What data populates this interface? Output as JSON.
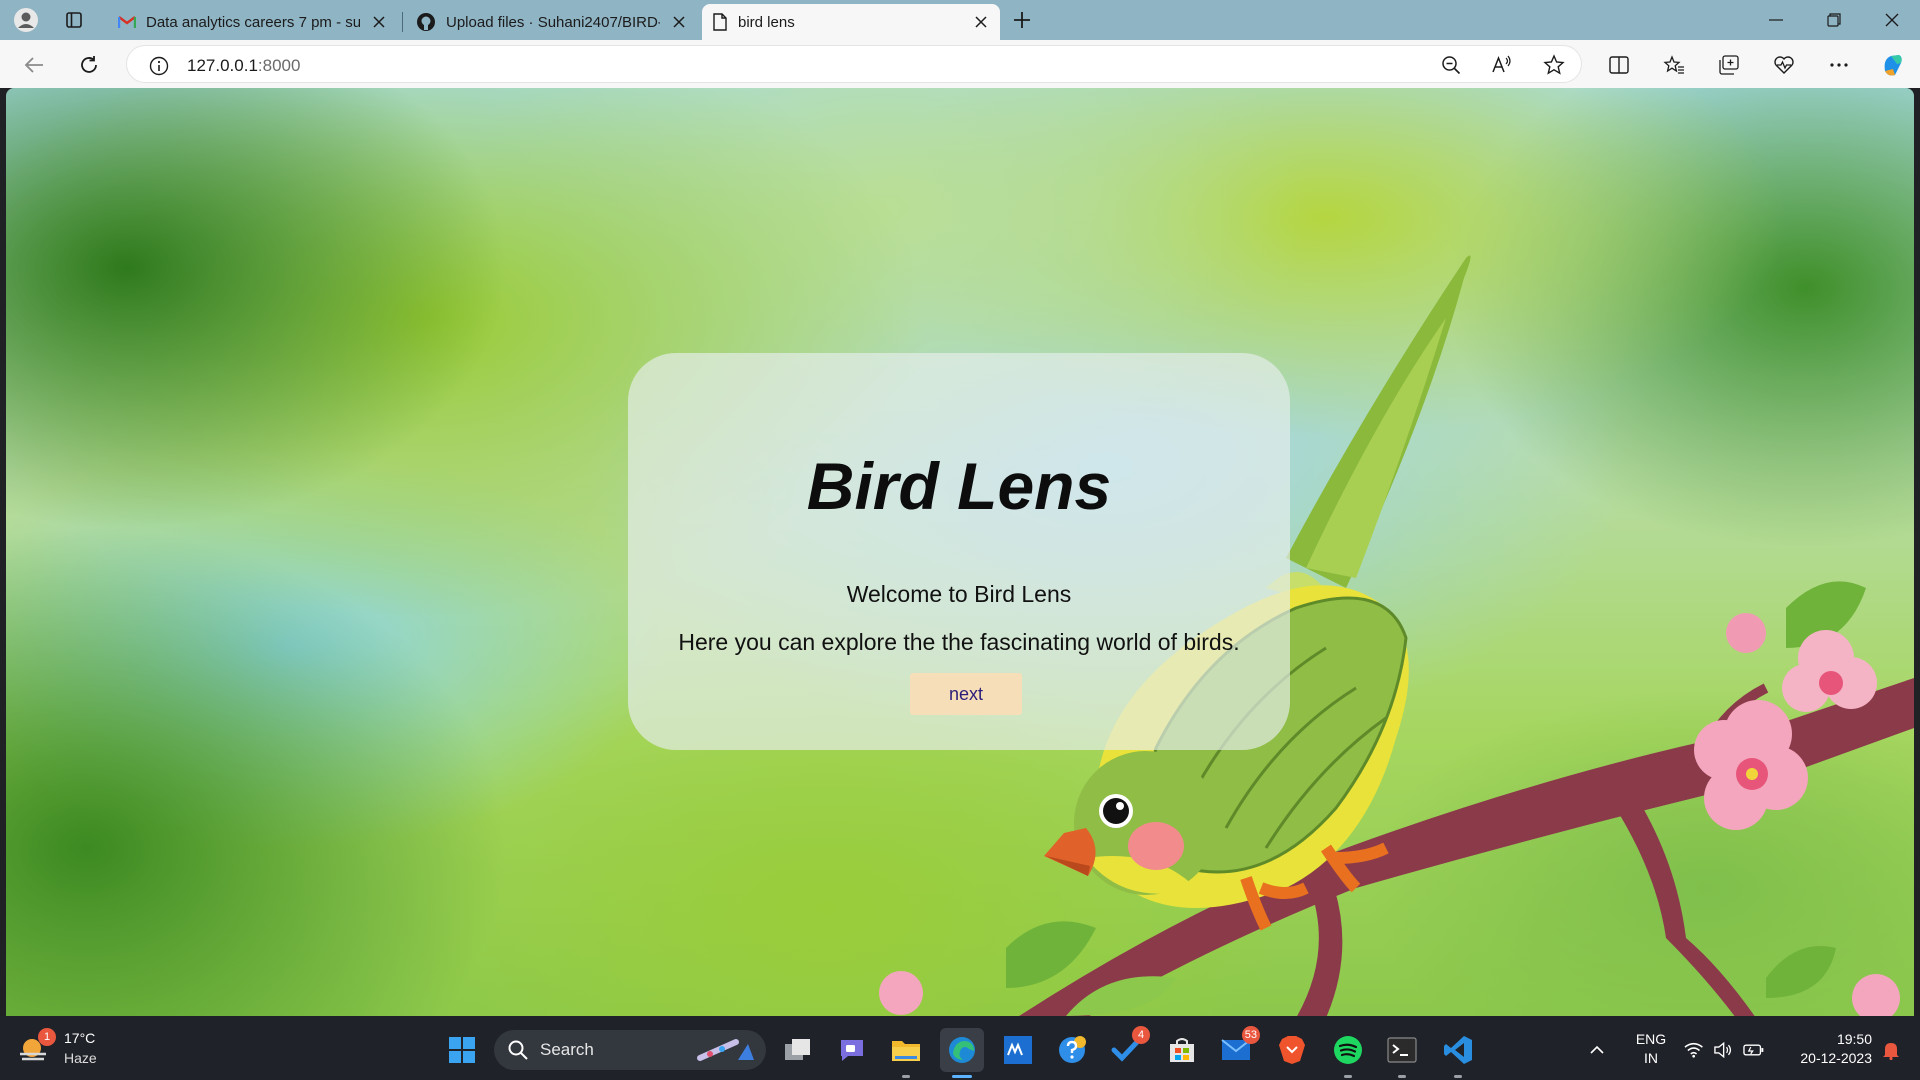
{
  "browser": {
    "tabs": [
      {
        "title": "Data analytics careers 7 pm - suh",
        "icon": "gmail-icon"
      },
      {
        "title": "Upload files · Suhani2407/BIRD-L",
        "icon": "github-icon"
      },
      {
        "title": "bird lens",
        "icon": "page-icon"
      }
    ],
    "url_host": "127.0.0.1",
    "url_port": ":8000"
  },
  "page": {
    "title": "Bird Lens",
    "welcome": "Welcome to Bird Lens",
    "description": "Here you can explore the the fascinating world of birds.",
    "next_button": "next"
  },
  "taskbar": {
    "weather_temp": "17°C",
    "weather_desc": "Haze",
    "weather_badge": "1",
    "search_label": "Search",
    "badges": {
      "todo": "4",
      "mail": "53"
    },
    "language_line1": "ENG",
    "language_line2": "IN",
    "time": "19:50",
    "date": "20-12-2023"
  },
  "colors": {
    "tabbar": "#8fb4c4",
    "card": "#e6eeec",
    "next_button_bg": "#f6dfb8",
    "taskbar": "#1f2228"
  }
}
========================================================================
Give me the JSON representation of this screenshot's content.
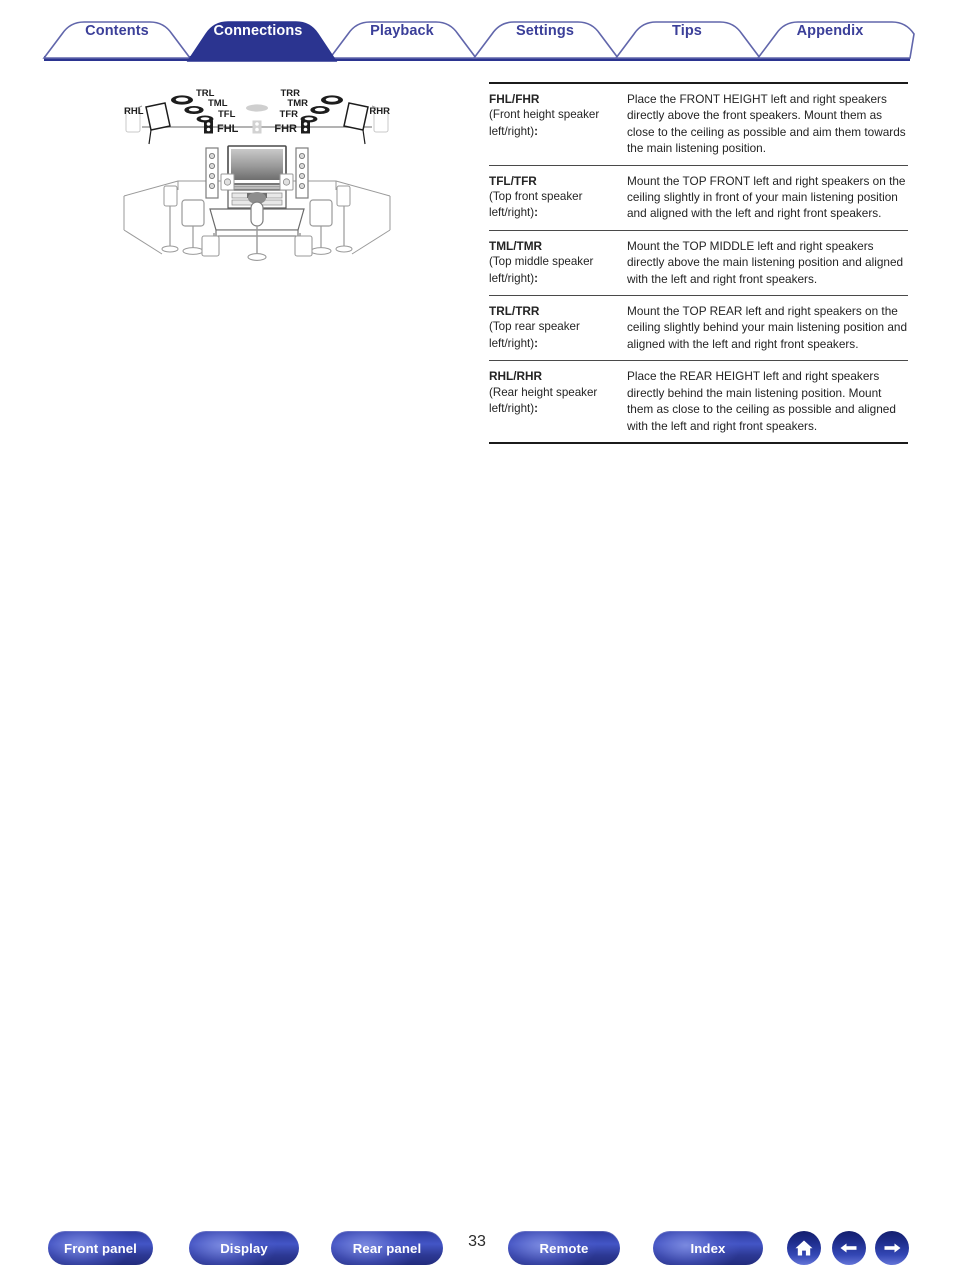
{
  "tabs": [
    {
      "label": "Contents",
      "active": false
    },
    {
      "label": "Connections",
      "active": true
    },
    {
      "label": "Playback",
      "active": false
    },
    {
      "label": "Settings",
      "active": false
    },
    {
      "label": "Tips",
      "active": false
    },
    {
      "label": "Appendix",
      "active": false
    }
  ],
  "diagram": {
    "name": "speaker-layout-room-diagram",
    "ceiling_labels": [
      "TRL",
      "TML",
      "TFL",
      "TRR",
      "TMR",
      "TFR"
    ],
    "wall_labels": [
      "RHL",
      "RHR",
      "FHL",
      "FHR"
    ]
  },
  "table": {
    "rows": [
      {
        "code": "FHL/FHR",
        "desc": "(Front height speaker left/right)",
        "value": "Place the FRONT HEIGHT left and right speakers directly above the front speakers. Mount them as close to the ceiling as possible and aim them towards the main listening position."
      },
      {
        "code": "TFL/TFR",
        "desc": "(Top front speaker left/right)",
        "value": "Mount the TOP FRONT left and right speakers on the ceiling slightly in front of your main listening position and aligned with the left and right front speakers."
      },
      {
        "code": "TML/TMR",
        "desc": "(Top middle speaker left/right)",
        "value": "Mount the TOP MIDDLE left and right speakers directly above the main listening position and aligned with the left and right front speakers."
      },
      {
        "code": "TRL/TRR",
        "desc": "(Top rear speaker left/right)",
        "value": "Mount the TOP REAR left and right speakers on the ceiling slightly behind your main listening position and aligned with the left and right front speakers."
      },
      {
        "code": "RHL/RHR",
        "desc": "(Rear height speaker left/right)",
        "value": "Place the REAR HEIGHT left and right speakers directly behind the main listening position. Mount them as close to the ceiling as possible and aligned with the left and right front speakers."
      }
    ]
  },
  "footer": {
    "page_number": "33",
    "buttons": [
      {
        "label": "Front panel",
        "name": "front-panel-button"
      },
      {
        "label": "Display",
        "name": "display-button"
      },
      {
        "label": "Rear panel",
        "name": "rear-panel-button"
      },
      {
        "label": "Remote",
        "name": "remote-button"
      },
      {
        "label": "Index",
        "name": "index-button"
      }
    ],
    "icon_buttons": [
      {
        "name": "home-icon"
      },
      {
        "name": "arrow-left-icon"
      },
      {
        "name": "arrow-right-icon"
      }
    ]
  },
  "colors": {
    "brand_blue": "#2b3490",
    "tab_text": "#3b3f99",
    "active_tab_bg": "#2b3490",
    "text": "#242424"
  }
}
========================================================================
• [Directions for this task] Search the entries for the string "name" and collect each line that has it.

• [Solution to this problem]
    "name": "speaker-layout-room-diagram",
        "name": "front-panel-button"
        "name": "display-button"
        "name": "rear-panel-button"
        "name": "remote-button"
        "name": "index-button"
        "name": "home-icon"
        "name": "arrow-left-icon"
        "name": "arrow-right-icon"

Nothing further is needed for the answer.